● **Problem statement**: Can you pull out each line of the data below that includes the word "frac"?

● **Input material**:
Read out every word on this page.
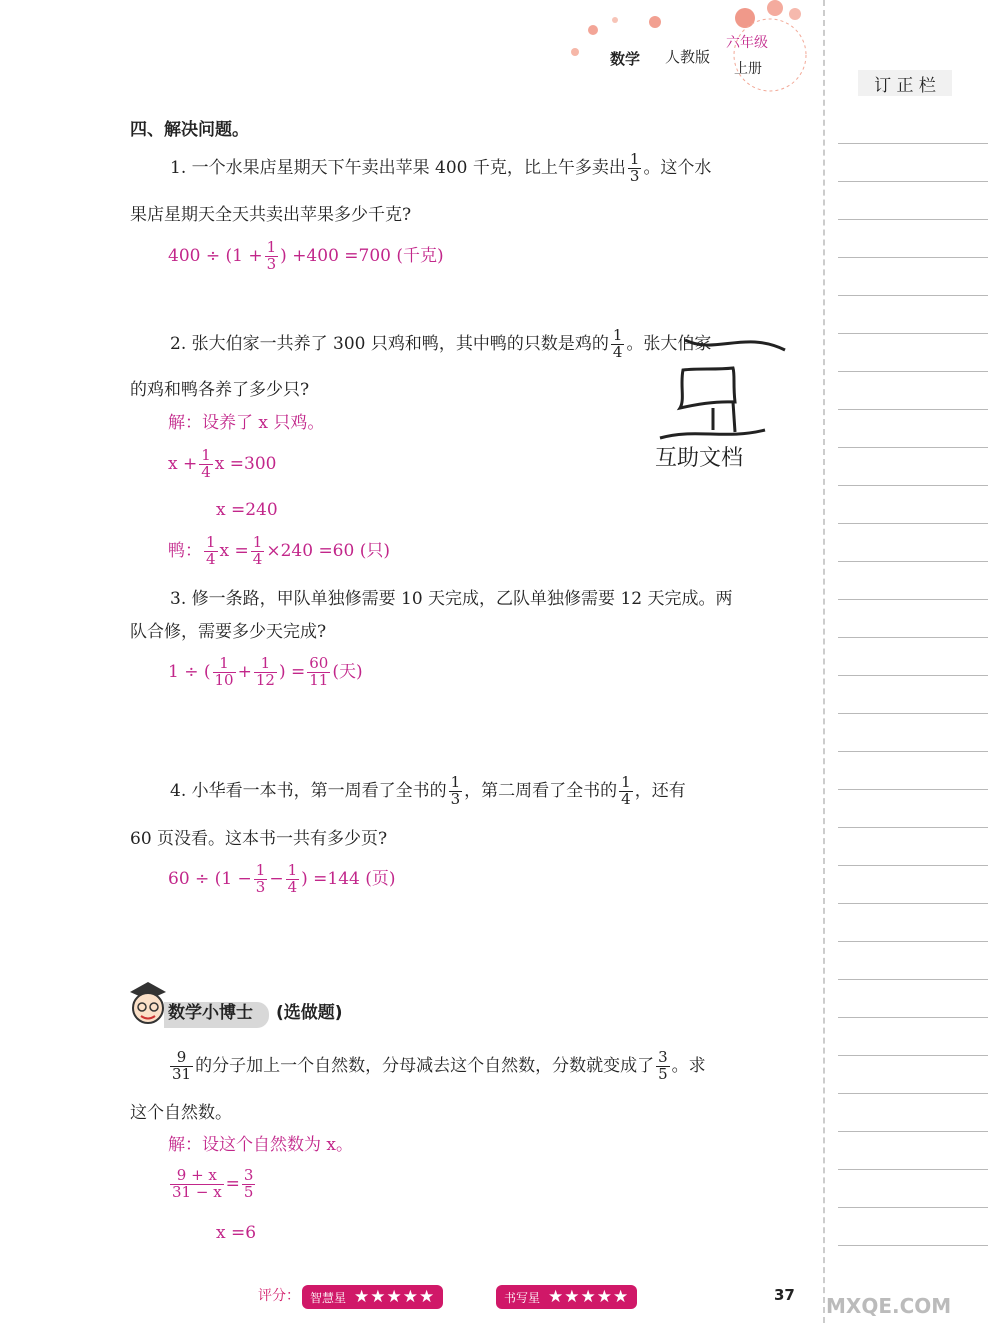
数学 人教版
六年级
上册
订 正 栏
四、解决问题。
1. 一个水果店星期天下午卖出苹果 400 千克，比上午多卖出 $\frac{1}{3}$ 。这个水
果店星期天全天共卖出苹果多少千克?
$400 \div (1 + \frac{1}{3}$ ) +400 =700 (千克)
2. 张大伯家一共养了 300 只鸡和鸭，其中鸭的只数是鸡的 $\frac{1}{4}$ 。张大伯家
的鸡和鸭各养了多少只?
解：设养了 x 只鸡。
$x + \frac{1}{4}$ x =300
x =240
鸭： $\frac{1}{4}$ $x = \frac{1}{4} \times 240 =60$ (只)
互助文档
3. 修一条路，甲队单独修需要 10 天完成，乙队单独修需要 12 天完成。两
队合修，需要多少天完成?
1 ÷ ( $\frac{1}{10} + \frac{1}{12}$ ) = $\frac{60}{11}$ (天)
4. 小华看一本书，第一周看了全书的 $\frac{1}{3}$ ，第二周看了全书的 $\frac{1}{4}$ ，还有
60 页没看。这本书一共有多少页?
$60 \div (1 - \frac{1}{3} - \frac{1}{4}$ ) =144 (页)
数学小博士 (选做题)
$\frac{9}{31}$ 的分子加上一个自然数，分母减去这个自然数，分数就变成了 $\frac{3}{5}$ 。求
这个自然数。
解：设这个自然数为 x。
$\frac{9 + x}{31 - x} = \frac{3}{5}$
x =6
评分： 智慧星 ★★★★★	书写星 ★★★★★	37 MXQE.COM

● **Solution to this exercise**:
1. 一个水果店星期天下午卖出苹果 400 千克，比上午多卖出 $\frac{1}{3}$ 。这个水
$400 \div (1 + \frac{1}{3}$ ) +400 =700 (千克)
2. 张大伯家一共养了 300 只鸡和鸭，其中鸭的只数是鸡的 $\frac{1}{4}$ 。张大伯家
$x + \frac{1}{4}$ x =300
鸭： $\frac{1}{4}$ $x = \frac{1}{4} \times 240 =60$ (只)
1 ÷ ( $\frac{1}{10} + \frac{1}{12}$ ) = $\frac{60}{11}$ (天)
4. 小华看一本书，第一周看了全书的 $\frac{1}{3}$ ，第二周看了全书的 $\frac{1}{4}$ ，还有
$60 \div (1 - \frac{1}{3} - \frac{1}{4}$ ) =144 (页)
$\frac{9}{31}$ 的分子加上一个自然数，分母减去这个自然数，分数就变成了 $\frac{3}{5}$ 。求
$\frac{9 + x}{31 - x} = \frac{3}{5}$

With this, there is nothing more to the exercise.